### TASK BRIEF
Write out the data below in full, unchanged, minus the images.

### STORED ROWS
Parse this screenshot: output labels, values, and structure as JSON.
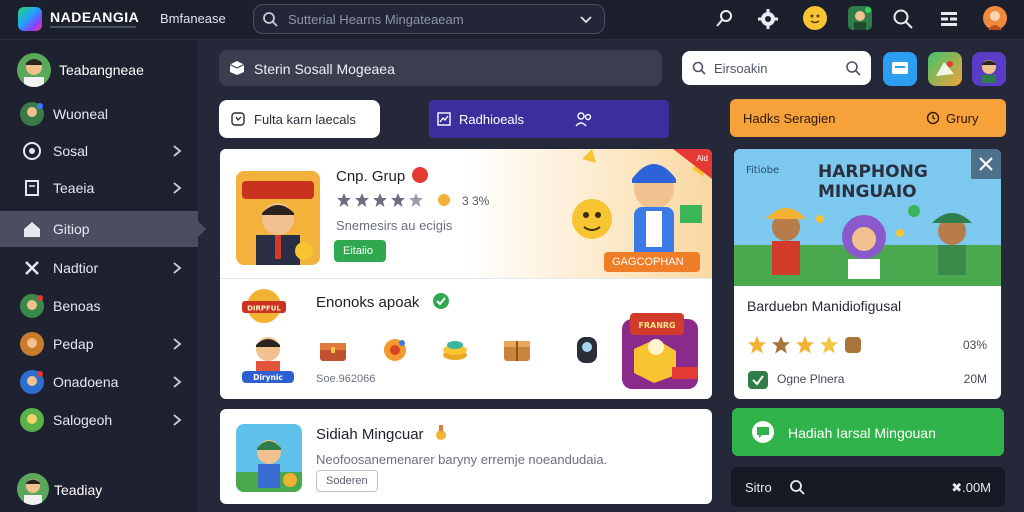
{
  "topbar": {
    "brand": "NADEANGIA",
    "link": "Bmfanease",
    "search_placeholder": "Sutterial Hearns Mingateaeam"
  },
  "sidebar": {
    "user_name": "Teabangneae",
    "items": [
      {
        "label": "Wuoneal"
      },
      {
        "label": "Sosal"
      },
      {
        "label": "Teaeia"
      },
      {
        "label": "Gitiop"
      },
      {
        "label": "Nadtior"
      },
      {
        "label": "Benoas"
      },
      {
        "label": "Pedap"
      },
      {
        "label": "Onadoena"
      },
      {
        "label": "Salogeoh"
      }
    ],
    "footer_label": "Teadiay"
  },
  "main": {
    "breadcrumb": "Sterin Sosall Mogeaea",
    "search_placeholder": "Eirsoakin",
    "filter_label": "Fulta karn laecals",
    "tab_label": "Radhioeals",
    "orange_label": "Hadks Seragien",
    "orange_right": "Grury"
  },
  "group_card": {
    "title": "Cnp. Grup",
    "rating_pct": "3 3%",
    "desc": "Snemesirs au ecigis",
    "button": "Eitaiio",
    "chip": "GAGCOPHAN",
    "ribbon": "Ald",
    "logo_text": "DIRPFUL",
    "section_title": "Enonoks apoak",
    "section_meta": "Soe.962066",
    "kid_label": "Dirynic",
    "gift_label": "FRANRG"
  },
  "list_card": {
    "title": "Sidiah Mingcuar",
    "desc": "Neofoosanemenarer baryny erremje noeandudaia.",
    "button": "Soderen"
  },
  "promo": {
    "tag": "Fitiobe",
    "art_title_1": "HARPHONG",
    "art_title_2": "MINGUAIO",
    "title": "Barduebn Manidiofigusal",
    "rating_pct": "03%",
    "foot_label": "Ogne Plnera",
    "foot_value": "20M"
  },
  "cta": {
    "label": "Hadiah Iarsal Mingouan"
  },
  "dark_bar": {
    "label": "Sitro",
    "value": "✖.00M"
  },
  "colors": {
    "background": "#242838",
    "sidebar": "#1e2130",
    "accent_purple": "#3b2f9e",
    "accent_orange": "#f7a13a",
    "accent_green": "#2fb34a"
  }
}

### COMPLETE RESPONSE
Parse this screenshot: output labels, values, and structure as JSON.
{
  "topbar": {
    "brand": "NADEANGIA",
    "link": "Bmfanease",
    "search_placeholder": "Sutterial Hearns Mingateaeam"
  },
  "sidebar": {
    "user_name": "Teabangneae",
    "items": [
      {
        "label": "Wuoneal"
      },
      {
        "label": "Sosal"
      },
      {
        "label": "Teaeia"
      },
      {
        "label": "Gitiop"
      },
      {
        "label": "Nadtior"
      },
      {
        "label": "Benoas"
      },
      {
        "label": "Pedap"
      },
      {
        "label": "Onadoena"
      },
      {
        "label": "Salogeoh"
      }
    ],
    "footer_label": "Teadiay"
  },
  "main": {
    "breadcrumb": "Sterin Sosall Mogeaea",
    "search_placeholder": "Eirsoakin",
    "filter_label": "Fulta karn laecals",
    "tab_label": "Radhioeals",
    "orange_label": "Hadks Seragien",
    "orange_right": "Grury"
  },
  "group_card": {
    "title": "Cnp. Grup",
    "rating_pct": "3 3%",
    "desc": "Snemesirs au ecigis",
    "button": "Eitaiio",
    "chip": "GAGCOPHAN",
    "ribbon": "Ald",
    "logo_text": "DIRPFUL",
    "section_title": "Enonoks apoak",
    "section_meta": "Soe.962066",
    "kid_label": "Dirynic",
    "gift_label": "FRANRG"
  },
  "list_card": {
    "title": "Sidiah Mingcuar",
    "desc": "Neofoosanemenarer baryny erremje noeandudaia.",
    "button": "Soderen"
  },
  "promo": {
    "tag": "Fitiobe",
    "art_title_1": "HARPHONG",
    "art_title_2": "MINGUAIO",
    "title": "Barduebn Manidiofigusal",
    "rating_pct": "03%",
    "foot_label": "Ogne Plnera",
    "foot_value": "20M"
  },
  "cta": {
    "label": "Hadiah Iarsal Mingouan"
  },
  "dark_bar": {
    "label": "Sitro",
    "value": "✖.00M"
  },
  "colors": {
    "background": "#242838",
    "sidebar": "#1e2130",
    "accent_purple": "#3b2f9e",
    "accent_orange": "#f7a13a",
    "accent_green": "#2fb34a"
  }
}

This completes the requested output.